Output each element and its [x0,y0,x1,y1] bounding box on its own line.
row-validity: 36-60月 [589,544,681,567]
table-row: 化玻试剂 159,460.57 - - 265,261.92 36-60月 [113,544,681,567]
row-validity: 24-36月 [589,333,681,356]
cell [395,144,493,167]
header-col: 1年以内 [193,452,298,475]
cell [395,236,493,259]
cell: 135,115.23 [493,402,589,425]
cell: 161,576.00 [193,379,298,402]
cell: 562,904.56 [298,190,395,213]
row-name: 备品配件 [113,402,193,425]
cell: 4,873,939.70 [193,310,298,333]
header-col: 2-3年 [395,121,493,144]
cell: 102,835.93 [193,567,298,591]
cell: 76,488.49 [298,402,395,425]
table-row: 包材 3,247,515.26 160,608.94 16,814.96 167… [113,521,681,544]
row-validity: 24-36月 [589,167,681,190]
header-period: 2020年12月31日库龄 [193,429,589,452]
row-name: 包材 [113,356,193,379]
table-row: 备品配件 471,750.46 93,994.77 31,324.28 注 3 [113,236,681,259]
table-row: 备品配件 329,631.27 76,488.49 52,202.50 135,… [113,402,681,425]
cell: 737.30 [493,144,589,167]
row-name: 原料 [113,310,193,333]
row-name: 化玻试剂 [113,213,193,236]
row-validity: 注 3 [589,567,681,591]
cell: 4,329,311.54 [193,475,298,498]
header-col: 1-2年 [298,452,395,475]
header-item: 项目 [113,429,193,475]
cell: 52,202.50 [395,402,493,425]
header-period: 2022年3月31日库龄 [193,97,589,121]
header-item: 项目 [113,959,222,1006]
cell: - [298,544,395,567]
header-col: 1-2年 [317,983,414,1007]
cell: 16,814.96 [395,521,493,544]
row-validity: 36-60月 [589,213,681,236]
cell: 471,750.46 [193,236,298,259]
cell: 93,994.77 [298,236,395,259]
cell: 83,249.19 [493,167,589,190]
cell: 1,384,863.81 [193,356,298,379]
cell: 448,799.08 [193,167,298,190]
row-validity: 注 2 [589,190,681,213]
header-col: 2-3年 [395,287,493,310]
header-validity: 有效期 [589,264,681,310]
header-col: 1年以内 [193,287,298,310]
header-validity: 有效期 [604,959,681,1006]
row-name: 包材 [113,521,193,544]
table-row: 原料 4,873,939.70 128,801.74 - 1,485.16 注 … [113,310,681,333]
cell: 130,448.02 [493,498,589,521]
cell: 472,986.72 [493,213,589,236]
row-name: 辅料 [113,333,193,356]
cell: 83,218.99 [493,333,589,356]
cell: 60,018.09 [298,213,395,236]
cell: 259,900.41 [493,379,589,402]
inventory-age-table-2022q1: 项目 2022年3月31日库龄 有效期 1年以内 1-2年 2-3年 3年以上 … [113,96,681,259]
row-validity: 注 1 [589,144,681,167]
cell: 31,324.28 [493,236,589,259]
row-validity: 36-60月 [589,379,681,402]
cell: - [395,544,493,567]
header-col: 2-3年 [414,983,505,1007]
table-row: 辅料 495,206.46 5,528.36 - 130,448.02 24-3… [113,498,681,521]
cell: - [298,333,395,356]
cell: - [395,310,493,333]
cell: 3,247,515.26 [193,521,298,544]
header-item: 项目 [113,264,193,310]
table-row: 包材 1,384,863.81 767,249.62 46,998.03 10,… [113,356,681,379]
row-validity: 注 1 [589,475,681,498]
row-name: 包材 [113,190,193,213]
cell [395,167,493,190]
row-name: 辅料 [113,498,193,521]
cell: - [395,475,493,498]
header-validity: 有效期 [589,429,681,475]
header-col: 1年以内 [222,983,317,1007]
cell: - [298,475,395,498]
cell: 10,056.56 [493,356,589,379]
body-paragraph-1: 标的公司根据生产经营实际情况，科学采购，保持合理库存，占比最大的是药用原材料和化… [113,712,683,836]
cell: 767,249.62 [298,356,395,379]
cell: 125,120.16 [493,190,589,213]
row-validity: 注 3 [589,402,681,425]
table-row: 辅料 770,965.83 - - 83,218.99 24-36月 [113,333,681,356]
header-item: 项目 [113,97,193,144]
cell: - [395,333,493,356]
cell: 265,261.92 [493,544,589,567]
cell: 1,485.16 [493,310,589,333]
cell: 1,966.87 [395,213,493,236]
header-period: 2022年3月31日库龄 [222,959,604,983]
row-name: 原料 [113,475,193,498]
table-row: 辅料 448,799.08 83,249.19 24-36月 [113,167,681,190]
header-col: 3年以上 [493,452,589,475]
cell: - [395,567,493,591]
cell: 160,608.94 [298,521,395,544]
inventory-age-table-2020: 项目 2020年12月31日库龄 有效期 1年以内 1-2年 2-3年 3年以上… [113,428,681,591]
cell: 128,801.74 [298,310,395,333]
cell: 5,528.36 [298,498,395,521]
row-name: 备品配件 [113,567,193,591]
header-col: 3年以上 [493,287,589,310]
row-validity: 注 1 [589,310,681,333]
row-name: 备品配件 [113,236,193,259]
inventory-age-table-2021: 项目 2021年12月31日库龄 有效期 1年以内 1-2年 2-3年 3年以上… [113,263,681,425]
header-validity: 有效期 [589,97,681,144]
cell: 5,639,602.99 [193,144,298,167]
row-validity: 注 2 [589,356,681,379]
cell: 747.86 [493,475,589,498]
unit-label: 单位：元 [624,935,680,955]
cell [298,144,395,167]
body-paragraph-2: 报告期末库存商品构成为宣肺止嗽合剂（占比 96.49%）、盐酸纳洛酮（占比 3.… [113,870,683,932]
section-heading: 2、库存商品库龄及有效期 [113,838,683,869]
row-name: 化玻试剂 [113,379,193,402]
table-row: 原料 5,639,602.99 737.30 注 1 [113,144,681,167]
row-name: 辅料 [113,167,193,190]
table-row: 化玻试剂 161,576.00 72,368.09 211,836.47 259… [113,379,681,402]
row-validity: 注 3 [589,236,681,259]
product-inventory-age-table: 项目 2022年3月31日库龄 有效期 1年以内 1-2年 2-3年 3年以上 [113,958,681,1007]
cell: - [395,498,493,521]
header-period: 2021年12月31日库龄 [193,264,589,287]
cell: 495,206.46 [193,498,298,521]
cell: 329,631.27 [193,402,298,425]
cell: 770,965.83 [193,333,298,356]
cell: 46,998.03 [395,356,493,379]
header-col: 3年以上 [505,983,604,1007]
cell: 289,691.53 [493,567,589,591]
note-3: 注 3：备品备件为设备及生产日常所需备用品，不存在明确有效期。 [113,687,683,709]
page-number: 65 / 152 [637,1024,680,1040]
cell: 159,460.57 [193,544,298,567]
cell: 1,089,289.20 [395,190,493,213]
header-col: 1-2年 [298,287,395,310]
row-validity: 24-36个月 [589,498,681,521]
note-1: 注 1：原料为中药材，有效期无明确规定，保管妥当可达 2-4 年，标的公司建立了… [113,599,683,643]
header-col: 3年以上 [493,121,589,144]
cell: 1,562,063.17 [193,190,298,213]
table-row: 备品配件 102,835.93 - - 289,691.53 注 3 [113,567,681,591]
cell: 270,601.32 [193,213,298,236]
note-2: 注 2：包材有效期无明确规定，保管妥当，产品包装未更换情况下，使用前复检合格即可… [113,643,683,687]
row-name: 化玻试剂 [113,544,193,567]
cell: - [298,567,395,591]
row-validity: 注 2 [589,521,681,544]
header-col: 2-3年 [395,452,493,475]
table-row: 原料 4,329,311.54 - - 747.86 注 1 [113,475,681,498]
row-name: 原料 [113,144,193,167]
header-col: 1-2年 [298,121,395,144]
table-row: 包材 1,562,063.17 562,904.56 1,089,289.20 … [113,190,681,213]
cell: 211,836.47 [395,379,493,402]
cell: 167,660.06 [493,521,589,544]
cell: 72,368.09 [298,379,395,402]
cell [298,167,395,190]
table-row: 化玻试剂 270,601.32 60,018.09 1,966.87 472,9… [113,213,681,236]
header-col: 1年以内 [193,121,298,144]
=-=-=
> [EXERCISE OBJECTIVE]
Please reproduce the rows word for word, from the very first line through the line that contains "row-name: 化玻试剂 [113,213,193,236]", including both of those lines.

> [THE RESULT]
Output each element and its [x0,y0,x1,y1] bounding box on its own line.
row-validity: 36-60月 [589,544,681,567]
table-row: 化玻试剂 159,460.57 - - 265,261.92 36-60月 [113,544,681,567]
row-validity: 24-36月 [589,333,681,356]
cell [395,144,493,167]
header-col: 1年以内 [193,452,298,475]
cell [395,236,493,259]
cell: 135,115.23 [493,402,589,425]
cell: 161,576.00 [193,379,298,402]
cell: 562,904.56 [298,190,395,213]
row-name: 备品配件 [113,402,193,425]
cell: 4,873,939.70 [193,310,298,333]
header-col: 2-3年 [395,121,493,144]
cell: 102,835.93 [193,567,298,591]
cell: 76,488.49 [298,402,395,425]
table-row: 包材 3,247,515.26 160,608.94 16,814.96 167… [113,521,681,544]
row-validity: 24-36月 [589,167,681,190]
header-period: 2020年12月31日库龄 [193,429,589,452]
row-name: 包材 [113,356,193,379]
table-row: 备品配件 471,750.46 93,994.77 31,324.28 注 3 [113,236,681,259]
table-row: 备品配件 329,631.27 76,488.49 52,202.50 135,… [113,402,681,425]
cell: 737.30 [493,144,589,167]
row-name: 原料 [113,310,193,333]
row-name: 化玻试剂 [113,213,193,236]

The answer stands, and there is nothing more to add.